━━━━━ Exercise input ━━━━━

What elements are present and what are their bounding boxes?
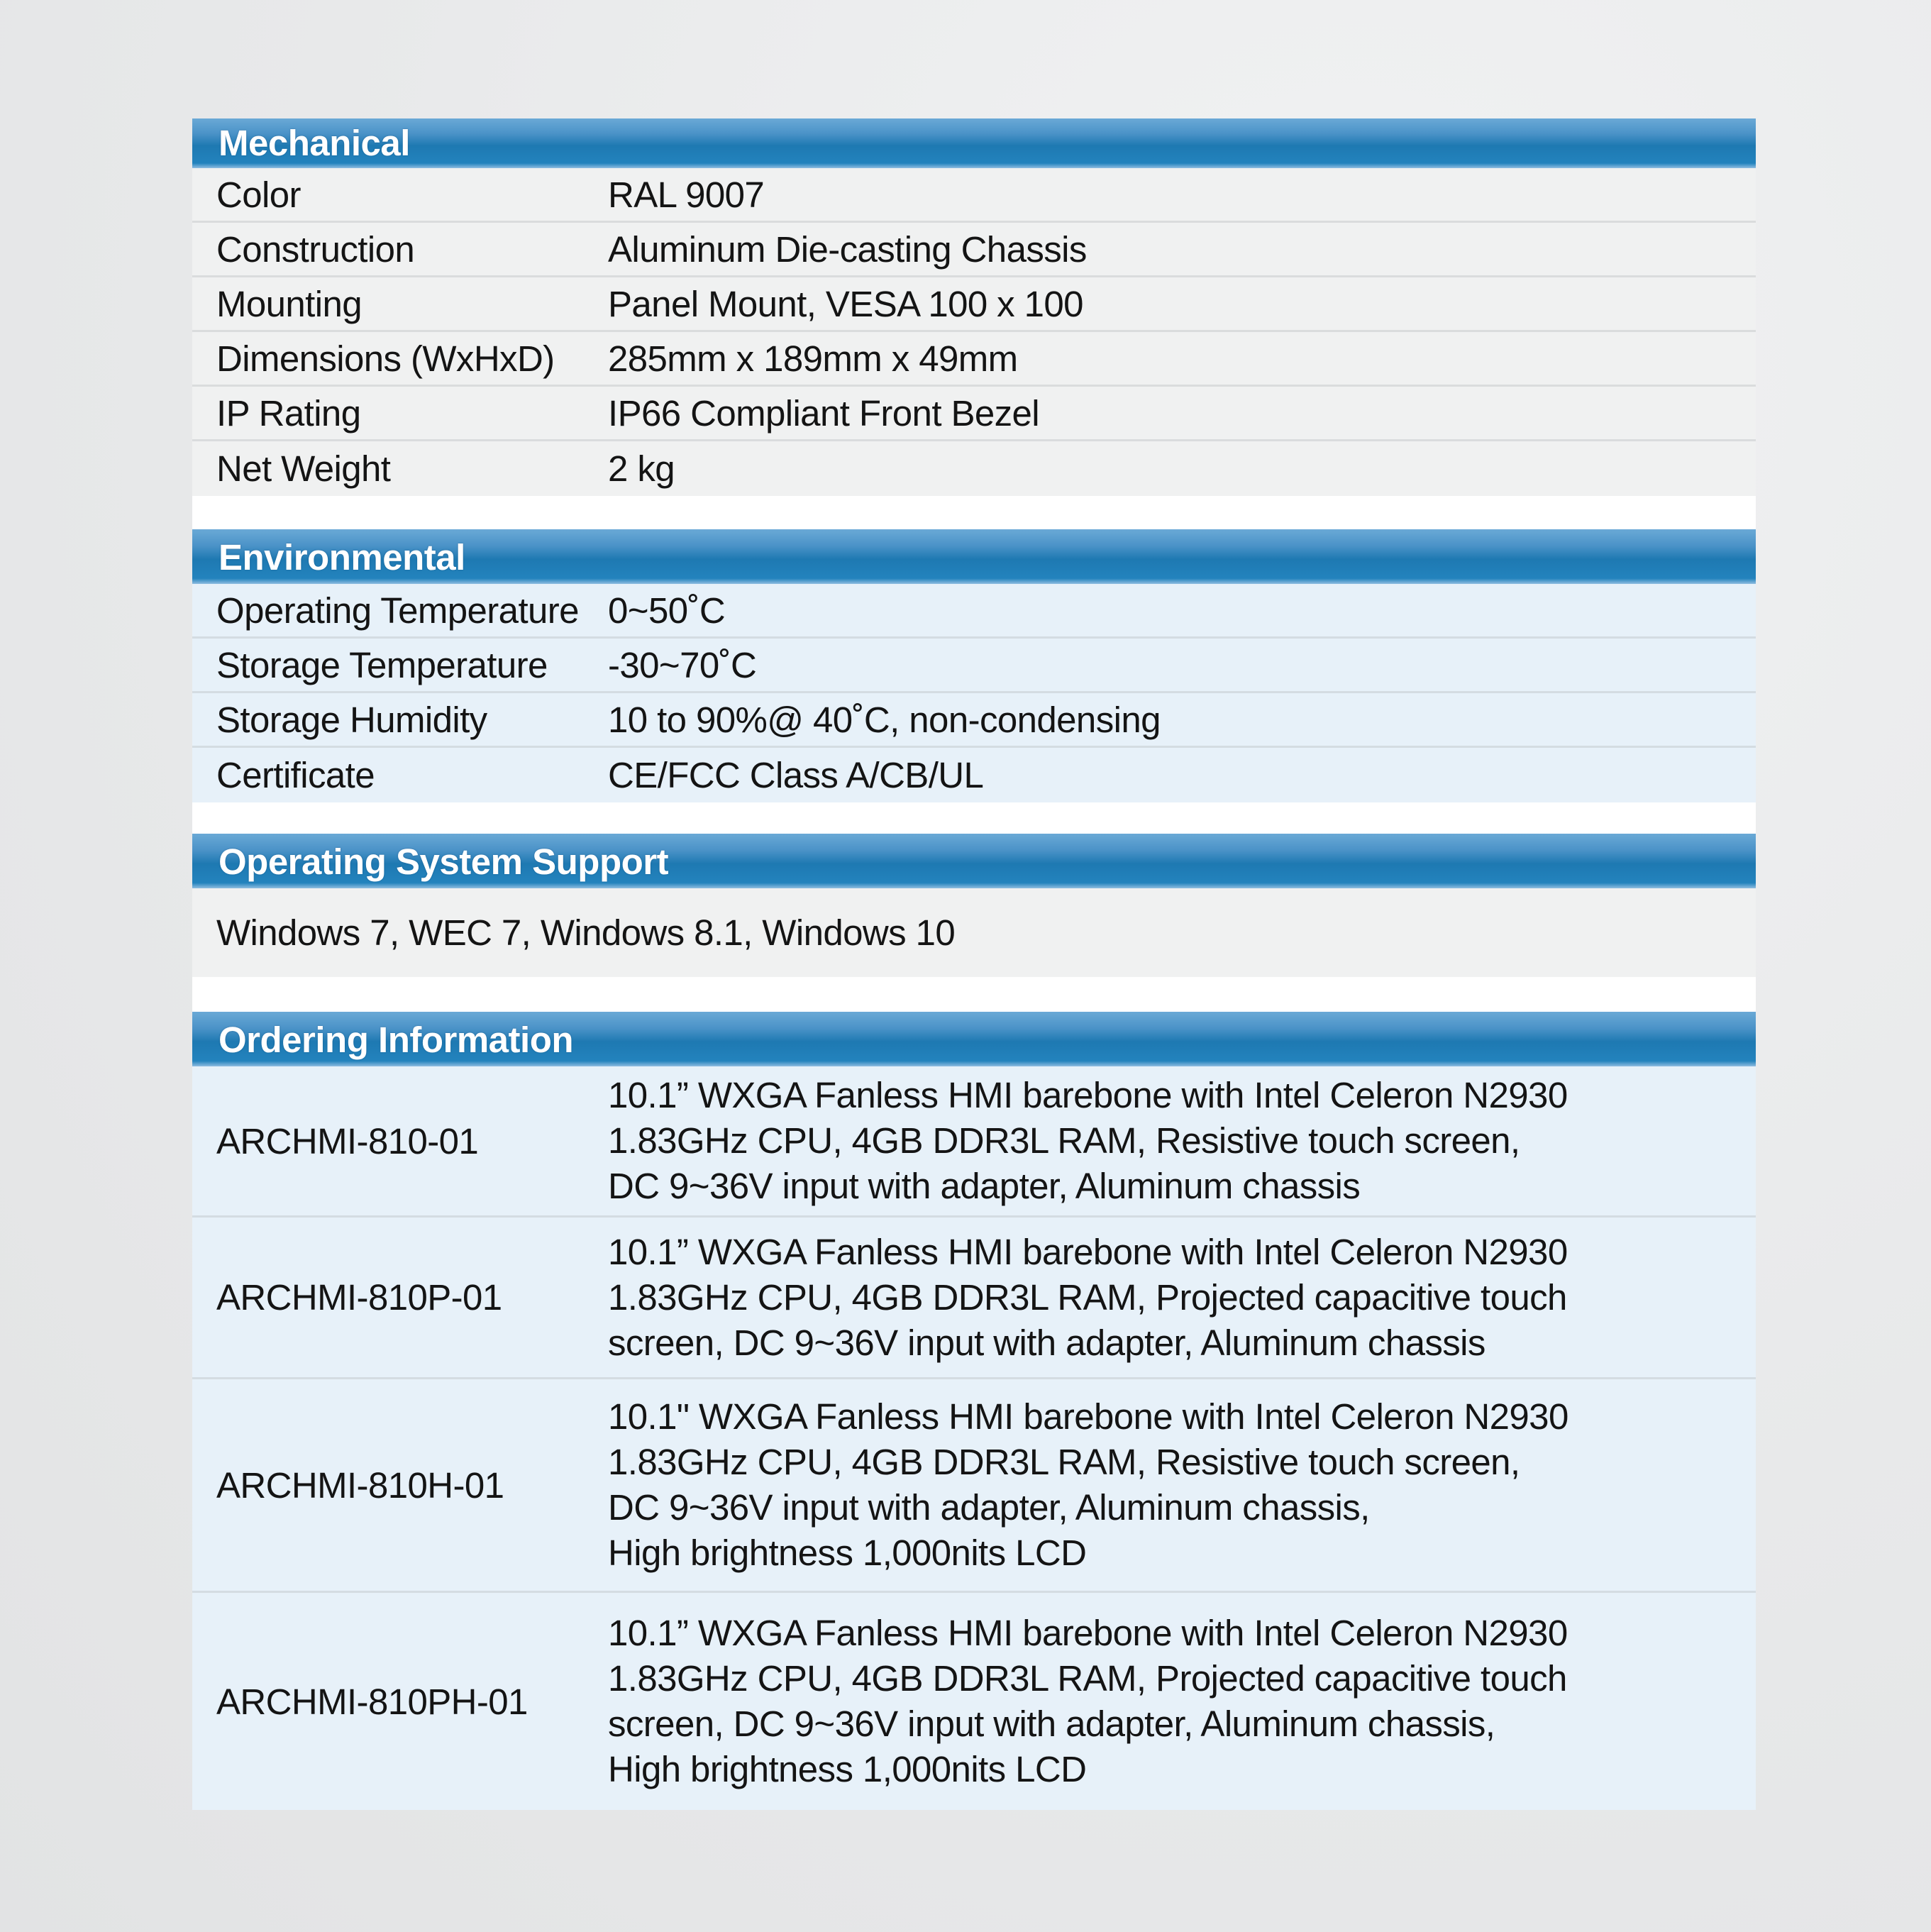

━━━━━
━━━━━ Exercise input ━━━━━

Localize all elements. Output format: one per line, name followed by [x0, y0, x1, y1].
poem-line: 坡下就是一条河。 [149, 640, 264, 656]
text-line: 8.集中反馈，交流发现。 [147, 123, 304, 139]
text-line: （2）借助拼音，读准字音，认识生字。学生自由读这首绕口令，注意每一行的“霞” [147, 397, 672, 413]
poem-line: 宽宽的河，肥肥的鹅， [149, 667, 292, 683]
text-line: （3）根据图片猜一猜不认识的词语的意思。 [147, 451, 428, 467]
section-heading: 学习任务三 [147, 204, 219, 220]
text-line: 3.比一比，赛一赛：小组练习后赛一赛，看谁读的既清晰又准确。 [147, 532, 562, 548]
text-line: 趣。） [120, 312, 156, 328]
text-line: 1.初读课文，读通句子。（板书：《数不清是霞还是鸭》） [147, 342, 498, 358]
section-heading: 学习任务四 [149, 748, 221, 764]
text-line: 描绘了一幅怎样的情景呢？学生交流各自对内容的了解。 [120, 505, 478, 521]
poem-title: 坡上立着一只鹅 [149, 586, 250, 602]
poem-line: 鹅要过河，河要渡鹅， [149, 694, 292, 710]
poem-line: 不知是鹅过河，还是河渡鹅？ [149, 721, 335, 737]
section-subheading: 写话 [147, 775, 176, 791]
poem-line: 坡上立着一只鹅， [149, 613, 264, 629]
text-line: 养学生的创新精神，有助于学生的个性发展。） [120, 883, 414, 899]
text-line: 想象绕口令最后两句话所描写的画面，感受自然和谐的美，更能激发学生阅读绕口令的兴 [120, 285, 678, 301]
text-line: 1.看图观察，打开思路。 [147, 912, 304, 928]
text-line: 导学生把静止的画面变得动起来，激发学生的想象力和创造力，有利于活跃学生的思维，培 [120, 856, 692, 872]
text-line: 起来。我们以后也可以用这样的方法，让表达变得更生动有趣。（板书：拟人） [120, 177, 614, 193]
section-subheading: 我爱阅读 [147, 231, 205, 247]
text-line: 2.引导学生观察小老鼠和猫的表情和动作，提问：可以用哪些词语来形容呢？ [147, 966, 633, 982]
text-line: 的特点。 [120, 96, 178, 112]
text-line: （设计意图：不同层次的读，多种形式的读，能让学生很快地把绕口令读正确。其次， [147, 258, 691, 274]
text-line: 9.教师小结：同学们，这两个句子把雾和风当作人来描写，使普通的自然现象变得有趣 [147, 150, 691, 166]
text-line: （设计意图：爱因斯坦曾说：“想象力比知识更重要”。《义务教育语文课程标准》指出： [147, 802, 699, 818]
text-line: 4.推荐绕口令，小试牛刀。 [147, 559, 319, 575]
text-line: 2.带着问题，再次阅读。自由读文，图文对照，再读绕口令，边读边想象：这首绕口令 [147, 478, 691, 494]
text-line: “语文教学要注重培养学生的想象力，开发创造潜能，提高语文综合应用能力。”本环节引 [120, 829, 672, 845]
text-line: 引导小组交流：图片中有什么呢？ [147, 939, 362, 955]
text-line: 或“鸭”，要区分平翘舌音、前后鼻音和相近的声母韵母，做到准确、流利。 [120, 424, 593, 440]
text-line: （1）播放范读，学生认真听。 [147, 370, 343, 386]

━━━━━

__Directive__: Rewrite the data from the line containing "Localize all elements." through the line containing "829, 672, 845]" as a numbered list, including both of those lines and omitting any blank lines.

__Correct response__:
1. Localize all elements. Output format: one per line, name followed by [x0, y0, x1, y1].
2. poem-line: 坡下就是一条河。 [149, 640, 264, 656]
3. text-line: 8.集中反馈，交流发现。 [147, 123, 304, 139]
4. text-line: （2）借助拼音，读准字音，认识生字。学生自由读这首绕口令，注意每一行的“霞” [147, 397, 672, 413]
5. poem-line: 宽宽的河，肥肥的鹅， [149, 667, 292, 683]
6. text-line: （3）根据图片猜一猜不认识的词语的意思。 [147, 451, 428, 467]
7. section-heading: 学习任务三 [147, 204, 219, 220]
8. text-line: 3.比一比，赛一赛：小组练习后赛一赛，看谁读的既清晰又准确。 [147, 532, 562, 548]
9. text-line: 趣。） [120, 312, 156, 328]
10. text-line: 1.初读课文，读通句子。（板书：《数不清是霞还是鸭》） [147, 342, 498, 358]
11. section-heading: 学习任务四 [149, 748, 221, 764]
12. text-line: 描绘了一幅怎样的情景呢？学生交流各自对内容的了解。 [120, 505, 478, 521]
13. poem-title: 坡上立着一只鹅 [149, 586, 250, 602]
14. poem-line: 鹅要过河，河要渡鹅， [149, 694, 292, 710]
15. poem-line: 不知是鹅过河，还是河渡鹅？ [149, 721, 335, 737]
16. section-subheading: 写话 [147, 775, 176, 791]
17. poem-line: 坡上立着一只鹅， [149, 613, 264, 629]
18. text-line: 养学生的创新精神，有助于学生的个性发展。） [120, 883, 414, 899]
19. text-line: 想象绕口令最后两句话所描写的画面，感受自然和谐的美，更能激发学生阅读绕口令的兴 [120, 285, 678, 301]
20. text-line: 1.看图观察，打开思路。 [147, 912, 304, 928]
21. text-line: 导学生把静止的画面变得动起来，激发学生的想象力和创造力，有利于活跃学生的思维，培 [120, 856, 692, 872]
22. text-line: 起来。我们以后也可以用这样的方法，让表达变得更生动有趣。（板书：拟人） [120, 177, 614, 193]
23. section-subheading: 我爱阅读 [147, 231, 205, 247]
24. text-line: 2.引导学生观察小老鼠和猫的表情和动作，提问：可以用哪些词语来形容呢？ [147, 966, 633, 982]
25. text-line: 的特点。 [120, 96, 178, 112]
26. text-line: （设计意图：不同层次的读，多种形式的读，能让学生很快地把绕口令读正确。其次， [147, 258, 691, 274]
27. text-line: 9.教师小结：同学们，这两个句子把雾和风当作人来描写，使普通的自然现象变得有趣 [147, 150, 691, 166]
28. text-line: （设计意图：爱因斯坦曾说：“想象力比知识更重要”。《义务教育语文课程标准》指出： [147, 802, 699, 818]
29. text-line: 4.推荐绕口令，小试牛刀。 [147, 559, 319, 575]
30. text-line: 2.带着问题，再次阅读。自由读文，图文对照，再读绕口令，边读边想象：这首绕口令 [147, 478, 691, 494]
31. text-line: “语文教学要注重培养学生的想象力，开发创造潜能，提高语文综合应用能力。”本环节引 [120, 829, 672, 845]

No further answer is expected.